=== Task input ===
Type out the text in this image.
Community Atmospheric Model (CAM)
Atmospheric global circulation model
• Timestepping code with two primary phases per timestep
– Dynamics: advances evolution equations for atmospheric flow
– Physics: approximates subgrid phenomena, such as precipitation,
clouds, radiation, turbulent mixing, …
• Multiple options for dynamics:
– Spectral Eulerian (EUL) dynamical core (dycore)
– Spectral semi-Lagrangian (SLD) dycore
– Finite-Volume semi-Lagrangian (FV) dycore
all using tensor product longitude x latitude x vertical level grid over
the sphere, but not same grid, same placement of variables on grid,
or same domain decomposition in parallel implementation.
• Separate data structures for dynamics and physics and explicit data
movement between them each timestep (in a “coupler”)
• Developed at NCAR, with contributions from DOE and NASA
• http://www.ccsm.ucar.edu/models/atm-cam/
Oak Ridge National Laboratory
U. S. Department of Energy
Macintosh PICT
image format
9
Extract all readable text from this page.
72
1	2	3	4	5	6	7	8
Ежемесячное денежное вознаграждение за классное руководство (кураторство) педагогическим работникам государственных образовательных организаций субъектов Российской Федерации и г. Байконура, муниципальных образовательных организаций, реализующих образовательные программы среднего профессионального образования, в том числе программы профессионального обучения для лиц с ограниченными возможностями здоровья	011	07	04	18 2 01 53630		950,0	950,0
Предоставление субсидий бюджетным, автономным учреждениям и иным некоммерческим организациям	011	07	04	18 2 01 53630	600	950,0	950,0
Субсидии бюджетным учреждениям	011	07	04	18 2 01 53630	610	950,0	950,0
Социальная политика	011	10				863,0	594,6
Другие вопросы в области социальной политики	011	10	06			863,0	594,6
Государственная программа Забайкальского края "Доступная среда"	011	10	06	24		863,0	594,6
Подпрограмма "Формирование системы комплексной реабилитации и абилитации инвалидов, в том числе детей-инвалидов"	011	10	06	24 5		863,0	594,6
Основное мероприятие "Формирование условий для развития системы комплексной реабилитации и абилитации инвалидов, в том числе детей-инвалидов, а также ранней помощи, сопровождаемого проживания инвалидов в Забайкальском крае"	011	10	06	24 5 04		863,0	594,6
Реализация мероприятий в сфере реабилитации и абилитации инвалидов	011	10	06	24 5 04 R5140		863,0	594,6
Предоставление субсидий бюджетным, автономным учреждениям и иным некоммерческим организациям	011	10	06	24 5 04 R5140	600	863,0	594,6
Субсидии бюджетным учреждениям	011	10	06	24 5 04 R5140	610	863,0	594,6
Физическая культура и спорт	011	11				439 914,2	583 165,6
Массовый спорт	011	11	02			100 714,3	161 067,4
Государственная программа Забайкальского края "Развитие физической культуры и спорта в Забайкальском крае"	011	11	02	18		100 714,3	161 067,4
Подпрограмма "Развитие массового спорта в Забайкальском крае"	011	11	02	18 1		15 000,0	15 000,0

=== What to do ===
Repeat the data above exactly.

=== Written reply ===
Type out the text in this image.
Community Atmospheric Model (CAM)
Atmospheric global circulation model
• Timestepping code with two primary phases per timestep
– Dynamics: advances evolution equations for atmospheric flow
– Physics: approximates subgrid phenomena, such as precipitation,
clouds, radiation, turbulent mixing, …
• Multiple options for dynamics:
– Spectral Eulerian (EUL) dynamical core (dycore)
– Spectral semi-Lagrangian (SLD) dycore
– Finite-Volume semi-Lagrangian (FV) dycore
all using tensor product longitude x latitude x vertical level grid over
the sphere, but not same grid, same placement of variables on grid,
or same domain decomposition in parallel implementation.
• Separate data structures for dynamics and physics and explicit data
movement between them each timestep (in a “coupler”)
• Developed at NCAR, with contributions from DOE and NASA
• http://www.ccsm.ucar.edu/models/atm-cam/
Oak Ridge National Laboratory
U. S. Department of Energy
Macintosh PICT
image format
9
Extract all readable text from this page.
72
1	2	3	4	5	6	7	8
Ежемесячное денежное вознаграждение за классное руководство (кураторство) педагогическим работникам государственных образовательных организаций субъектов Российской Федерации и г. Байконура, муниципальных образовательных организаций, реализующих образовательные программы среднего профессионального образования, в том числе программы профессионального обучения для лиц с ограниченными возможностями здоровья	011	07	04	18 2 01 53630		950,0	950,0
Предоставление субсидий бюджетным, автономным учреждениям и иным некоммерческим организациям	011	07	04	18 2 01 53630	600	950,0	950,0
Субсидии бюджетным учреждениям	011	07	04	18 2 01 53630	610	950,0	950,0
Социальная политика	011	10				863,0	594,6
Другие вопросы в области социальной политики	011	10	06			863,0	594,6
Государственная программа Забайкальского края "Доступная среда"	011	10	06	24		863,0	594,6
Подпрограмма "Формирование системы комплексной реабилитации и абилитации инвалидов, в том числе детей-инвалидов"	011	10	06	24 5		863,0	594,6
Основное мероприятие "Формирование условий для развития системы комплексной реабилитации и абилитации инвалидов, в том числе детей-инвалидов, а также ранней помощи, сопровождаемого проживания инвалидов в Забайкальском крае"	011	10	06	24 5 04		863,0	594,6
Реализация мероприятий в сфере реабилитации и абилитации инвалидов	011	10	06	24 5 04 R5140		863,0	594,6
Предоставление субсидий бюджетным, автономным учреждениям и иным некоммерческим организациям	011	10	06	24 5 04 R5140	600	863,0	594,6
Субсидии бюджетным учреждениям	011	10	06	24 5 04 R5140	610	863,0	594,6
Физическая культура и спорт	011	11				439 914,2	583 165,6
Массовый спорт	011	11	02			100 714,3	161 067,4
Государственная программа Забайкальского края "Развитие физической культуры и спорта в Забайкальском крае"	011	11	02	18		100 714,3	161 067,4
Подпрограмма "Развитие массового спорта в Забайкальском крае"	011	11	02	18 1		15 000,0	15 000,0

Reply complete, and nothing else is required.